Excerpted passage:
--*--
On February 28, 1985, the Provisional Irish Republican Army (IRA) launches a heavy mortar attack on the Royal Ulster Constabulary (RUC) base at Corry Square in Newry, County Down, Northern Ireland. The attack kills nine RUC officers and injures almost 40 others, the highest death toll ever suffered by the RUC. Afterwards, a major building scheme is begun to give police and military bases better protection from such attacks.

In the early 1970s, after the onset of the Troubles, the Provisional IRA launches a campaign aimed at forcing the British to withdraw from Northern Ireland.

The IRA, particularly its South Armagh Brigade, has repeatedly attacked the British Army and RUC with home-made mortars, but with limited success. Between 1973 and early 1978 a total of 71 mortar attacks are recorded, but none cause direct British Army or RUC deaths. There are only two deadly mortar attacks before 1985. The first is on March 19, 1979, when Private Peter Woolmore of the Queen’s Regiment is killed in a mortar attack on Newtownhamilton British Army base. The second is on November 12, 1983, when a RUC officer is killed and several hurt in a mortar attack on Carrickmore RUC base.

The attack is jointly planned by members of the South Armagh Brigade and an IRA unit in Newry. The homemade mortar launcher, dubbed the ‘Mark 10,’ is bolted onto the back of a Ford lorry that had been hijacked in Crossmaglen.

Shortly after 6:30 PM on February 28, nine shells are launched from the lorry, which had been parked on Monaghan Street, about 250 yards from the base. At least one 50-lb. shell lands on a portacabin containing a canteen, where many officers are having their evening tea break. Nine police officers are killed and 37 people are hurt, including 25 civilian police employees, the highest death toll inflicted on the RUC in its history. The nine dead officers range in age from 19 to 41, seven male and two female, seven Protestants and two Catholics. Another shell hits the observation tower, while the rest land inside and outside the perimeter of the base.
--*--
Data block:
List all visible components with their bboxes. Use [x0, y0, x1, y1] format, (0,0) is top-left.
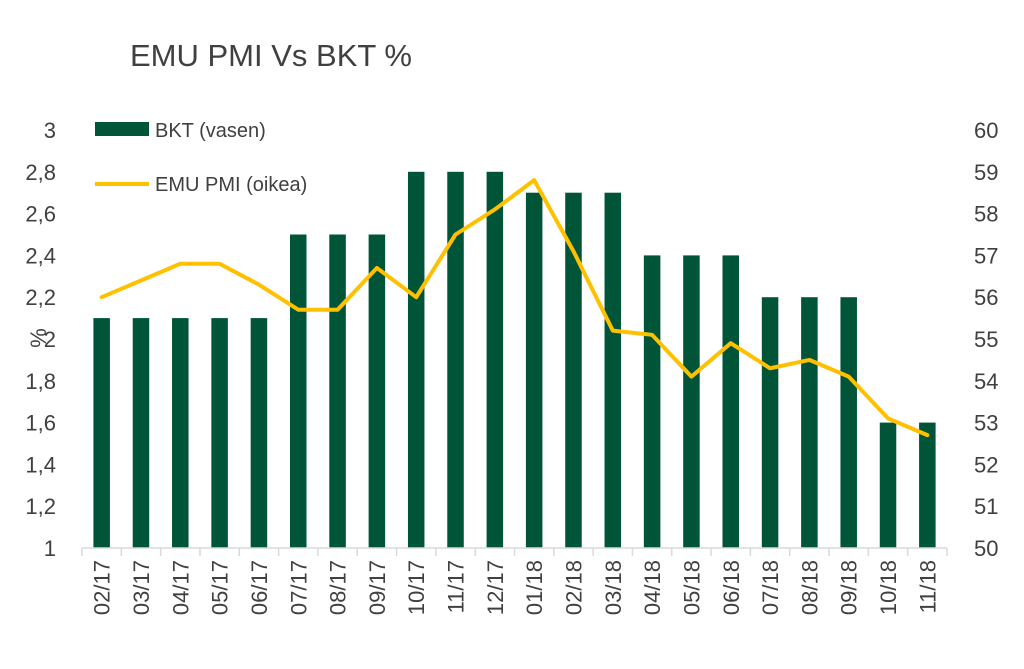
--*--
Request: Reproduce, word for word, the stretch of the account of the 1985 Newry mortar attack from "The attack is" through "hijacked in Crossmaglen.". Ignore the data when doing the tasks.

Task response:
The attack is jointly planned by members of the South Armagh Brigade and an IRA unit in Newry. The homemade mortar launcher, dubbed the ‘Mark 10,’ is bolted onto the back of a Ford lorry that had been hijacked in Crossmaglen.